▶ GOAL OF THE EXERCISE
Determine the number of lines holding the word "title"; answer with that number only.

[Stored data entries]

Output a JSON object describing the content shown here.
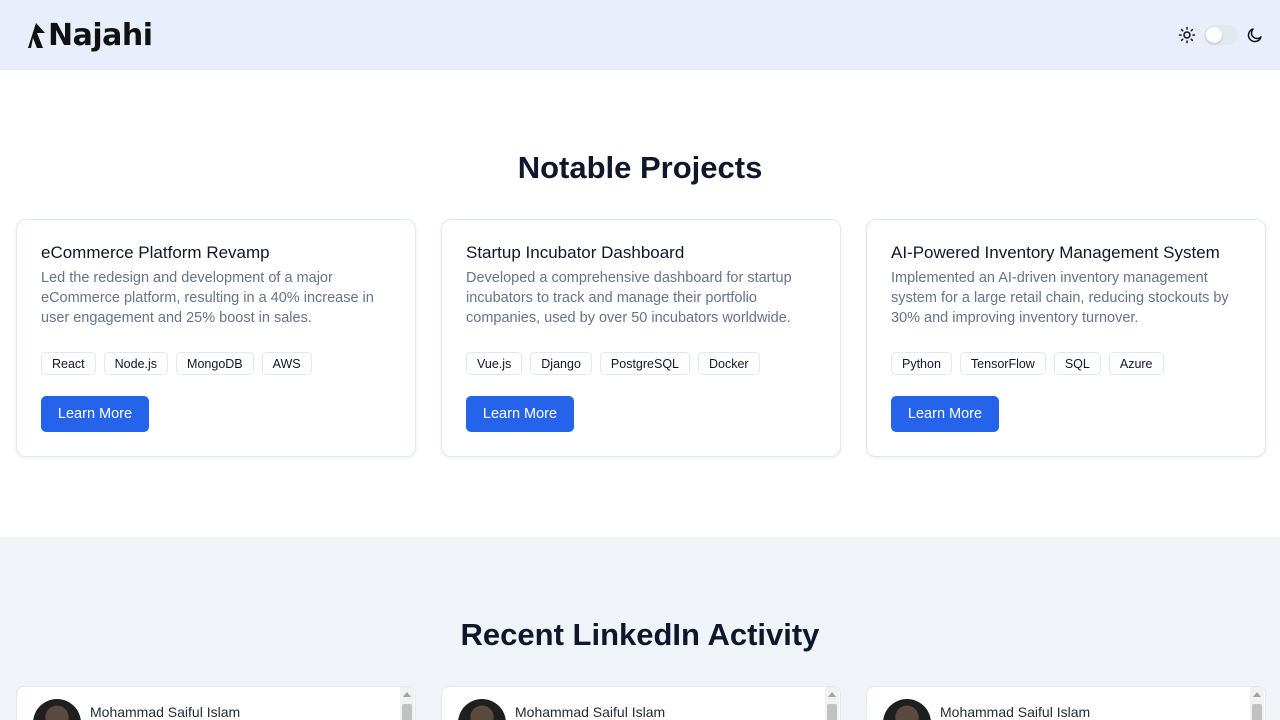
{
  "header": {
    "logo_text": "Najahi",
    "sun_icon": "sun-icon",
    "moon_icon": "moon-icon",
    "theme_toggle_state": "light"
  },
  "projects": {
    "title": "Notable Projects",
    "button_label": "Learn More",
    "items": [
      {
        "title": "eCommerce Platform Revamp",
        "description": "Led the redesign and development of a major eCommerce platform, resulting in a 40% increase in user engagement and 25% boost in sales.",
        "tags": [
          "React",
          "Node.js",
          "MongoDB",
          "AWS"
        ]
      },
      {
        "title": "Startup Incubator Dashboard",
        "description": "Developed a comprehensive dashboard for startup incubators to track and manage their portfolio companies, used by over 50 incubators worldwide.",
        "tags": [
          "Vue.js",
          "Django",
          "PostgreSQL",
          "Docker"
        ]
      },
      {
        "title": "AI-Powered Inventory Management System",
        "description": "Implemented an AI-driven inventory management system for a large retail chain, reducing stockouts by 30% and improving inventory turnover.",
        "tags": [
          "Python",
          "TensorFlow",
          "SQL",
          "Azure"
        ]
      }
    ]
  },
  "linkedin": {
    "title": "Recent LinkedIn Activity",
    "posts": [
      {
        "author": "Mohammad Saiful Islam"
      },
      {
        "author": "Mohammad Saiful Islam"
      },
      {
        "author": "Mohammad Saiful Islam"
      }
    ]
  },
  "colors": {
    "accent": "#2563eb",
    "header_bg": "#e8eefc",
    "section_alt_bg": "#f0f4f9"
  }
}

▶ WRITTEN SOLUTION
5